- TASK TO COMPLETE: Every record must be transcribed in its entirety, apart from the images, which are to be omitted.

- SUPPLIED DATA:
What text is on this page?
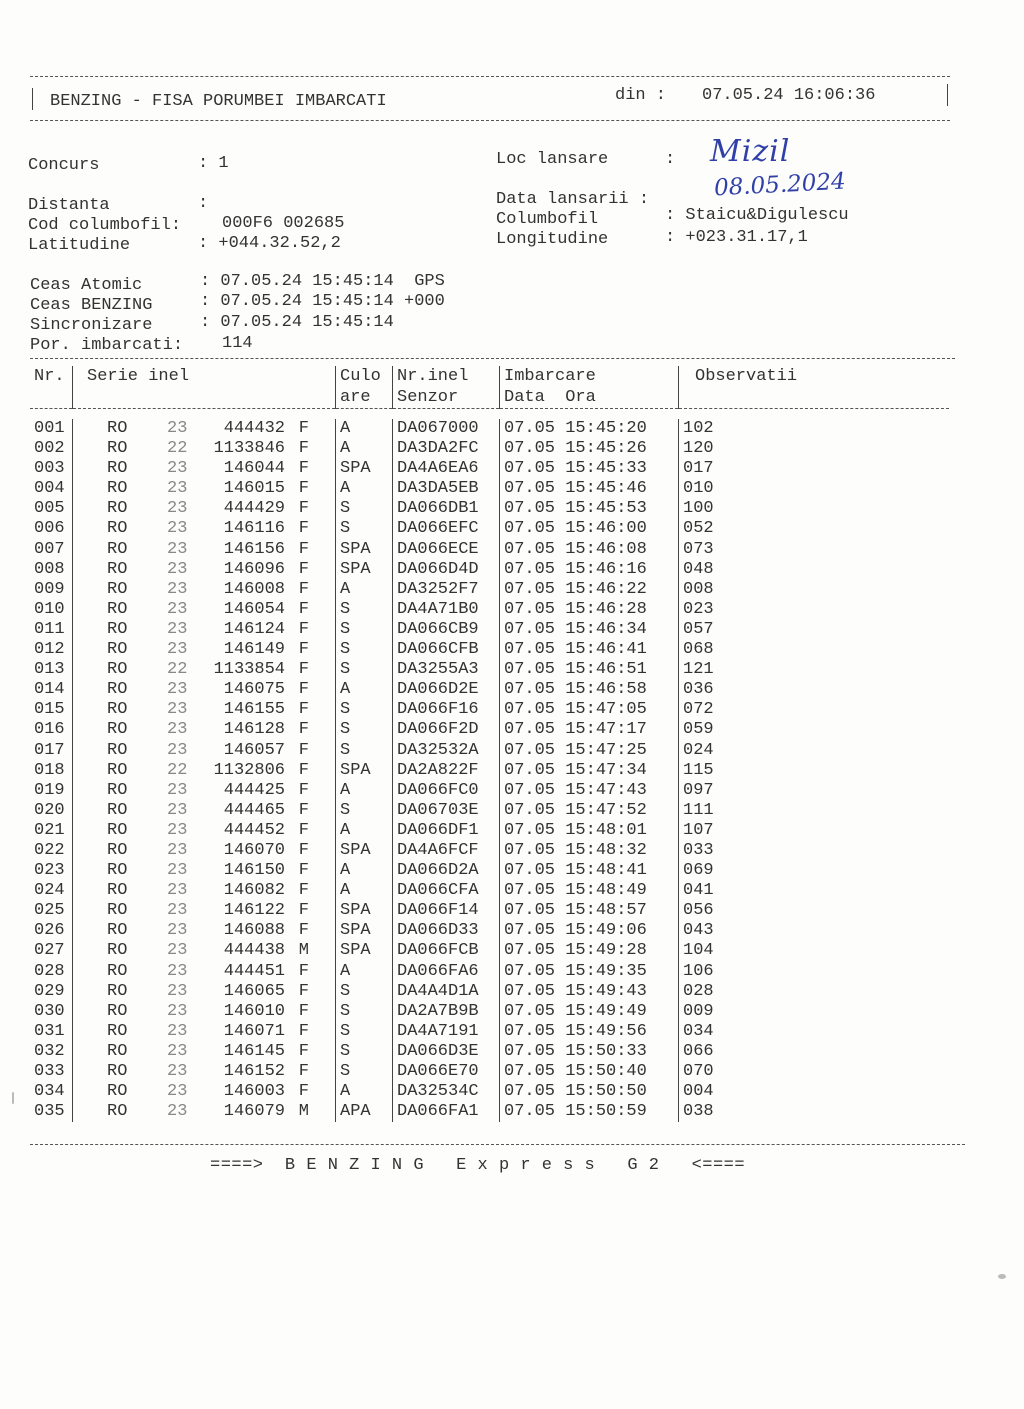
BENZING - FISA PORUMBEI IMBARCATI	din : 07.05.24 16:06:36
Concurs	: 1
Distanta	:
Cod columbofil: 000F6 002685
Latitudine	: +044.32.52,2
Loc lansare	: Mizil
Data lansarii :	08.05.2024
Columbofil	: Staicu&Digulescu
Longitudine	: +023.31.17,1
Ceas Atomic	: 07.05.24 15:45:14  GPS
Ceas BENZING	: 07.05.24 15:45:14 +000
Sincronizare	: 07.05.24 15:45:14
Por. imbarcati: 114
Nr.	Serie inel	Culo	Nr.inel	Imbarcare	Observatii
		are	Senzor	Data  Ora	

001	RO 23 444432 F	A	DA067000	07.05 15:45:20	102
002	RO 22 1133846 F	A	DA3DA2FC	07.05 15:45:26	120
003	RO 23 146044 F	SPA	DA4A6EA6	07.05 15:45:33	017
004	RO 23 146015 F	A	DA3DA5EB	07.05 15:45:46	010
005	RO 23 444429 F	S	DA066DB1	07.05 15:45:53	100
006	RO 23 146116 F	S	DA066EFC	07.05 15:46:00	052
007	RO 23 146156 F	SPA	DA066ECE	07.05 15:46:08	073
008	RO 23 146096 F	SPA	DA066D4D	07.05 15:46:16	048
009	RO 23 146008 F	A	DA3252F7	07.05 15:46:22	008
010	RO 23 146054 F	S	DA4A71B0	07.05 15:46:28	023
011	RO 23 146124 F	S	DA066CB9	07.05 15:46:34	057
012	RO 23 146149 F	S	DA066CFB	07.05 15:46:41	068
013	RO 22 1133854 F	S	DA3255A3	07.05 15:46:51	121
014	RO 23 146075 F	A	DA066D2E	07.05 15:46:58	036
015	RO 23 146155 F	S	DA066F16	07.05 15:47:05	072
016	RO 23 146128 F	S	DA066F2D	07.05 15:47:17	059
017	RO 23 146057 F	S	DA32532A	07.05 15:47:25	024
018	RO 22 1132806 F	SPA	DA2A822F	07.05 15:47:34	115
019	RO 23 444425 F	A	DA066FC0	07.05 15:47:43	097
020	RO 23 444465 F	S	DA06703E	07.05 15:47:52	111
021	RO 23 444452 F	A	DA066DF1	07.05 15:48:01	107
022	RO 23 146070 F	SPA	DA4A6FCF	07.05 15:48:32	033
023	RO 23 146150 F	A	DA066D2A	07.05 15:48:41	069
024	RO 23 146082 F	A	DA066CFA	07.05 15:48:49	041
025	RO 23 146122 F	SPA	DA066F14	07.05 15:48:57	056
026	RO 23 146088 F	SPA	DA066D33	07.05 15:49:06	043
027	RO 23 444438 M	SPA	DA066FCB	07.05 15:49:28	104
028	RO 23 444451 F	A	DA066FA6	07.05 15:49:35	106
029	RO 23 146065 F	S	DA4A4D1A	07.05 15:49:43	028
030	RO 23 146010 F	S	DA2A7B9B	07.05 15:49:49	009
031	RO 23 146071 F	S	DA4A7191	07.05 15:49:56	034
032	RO 23 146145 F	S	DA066D3E	07.05 15:50:33	066
033	RO 23 146152 F	S	DA066E70	07.05 15:50:40	070
034	RO 23 146003 F	A	DA32534C	07.05 15:50:50	004
035	RO 23 146079 M	APA	DA066FA1	07.05 15:50:59	038
====>  B E N Z I N G   E x p r e s s   G 2   <====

- ANSWER BELOW:
What text is on this page?
BENZING - FISA PORUMBEI IMBARCATI	din : 07.05.24 16:06:36
Concurs	: 1
Distanta	:
Cod columbofil: 000F6 002685
Latitudine	: +044.32.52,2
Loc lansare	: Mizil
Data lansarii :	08.05.2024
Columbofil	: Staicu&Digulescu
Longitudine	: +023.31.17,1
Ceas Atomic	: 07.05.24 15:45:14  GPS
Ceas BENZING	: 07.05.24 15:45:14 +000
Sincronizare	: 07.05.24 15:45:14
Por. imbarcati: 114
Nr.	Serie inel	Culo	Nr.inel	Imbarcare	Observatii
		are	Senzor	Data  Ora	

001	RO 23 444432 F	A	DA067000	07.05 15:45:20	102
002	RO 22 1133846 F	A	DA3DA2FC	07.05 15:45:26	120
003	RO 23 146044 F	SPA	DA4A6EA6	07.05 15:45:33	017
004	RO 23 146015 F	A	DA3DA5EB	07.05 15:45:46	010
005	RO 23 444429 F	S	DA066DB1	07.05 15:45:53	100
006	RO 23 146116 F	S	DA066EFC	07.05 15:46:00	052
007	RO 23 146156 F	SPA	DA066ECE	07.05 15:46:08	073
008	RO 23 146096 F	SPA	DA066D4D	07.05 15:46:16	048
009	RO 23 146008 F	A	DA3252F7	07.05 15:46:22	008
010	RO 23 146054 F	S	DA4A71B0	07.05 15:46:28	023
011	RO 23 146124 F	S	DA066CB9	07.05 15:46:34	057
012	RO 23 146149 F	S	DA066CFB	07.05 15:46:41	068
013	RO 22 1133854 F	S	DA3255A3	07.05 15:46:51	121
014	RO 23 146075 F	A	DA066D2E	07.05 15:46:58	036
015	RO 23 146155 F	S	DA066F16	07.05 15:47:05	072
016	RO 23 146128 F	S	DA066F2D	07.05 15:47:17	059
017	RO 23 146057 F	S	DA32532A	07.05 15:47:25	024
018	RO 22 1132806 F	SPA	DA2A822F	07.05 15:47:34	115
019	RO 23 444425 F	A	DA066FC0	07.05 15:47:43	097
020	RO 23 444465 F	S	DA06703E	07.05 15:47:52	111
021	RO 23 444452 F	A	DA066DF1	07.05 15:48:01	107
022	RO 23 146070 F	SPA	DA4A6FCF	07.05 15:48:32	033
023	RO 23 146150 F	A	DA066D2A	07.05 15:48:41	069
024	RO 23 146082 F	A	DA066CFA	07.05 15:48:49	041
025	RO 23 146122 F	SPA	DA066F14	07.05 15:48:57	056
026	RO 23 146088 F	SPA	DA066D33	07.05 15:49:06	043
027	RO 23 444438 M	SPA	DA066FCB	07.05 15:49:28	104
028	RO 23 444451 F	A	DA066FA6	07.05 15:49:35	106
029	RO 23 146065 F	S	DA4A4D1A	07.05 15:49:43	028
030	RO 23 146010 F	S	DA2A7B9B	07.05 15:49:49	009
031	RO 23 146071 F	S	DA4A7191	07.05 15:49:56	034
032	RO 23 146145 F	S	DA066D3E	07.05 15:50:33	066
033	RO 23 146152 F	S	DA066E70	07.05 15:50:40	070
034	RO 23 146003 F	A	DA32534C	07.05 15:50:50	004
035	RO 23 146079 M	APA	DA066FA1	07.05 15:50:59	038
====>  B E N Z I N G   E x p r e s s   G 2   <====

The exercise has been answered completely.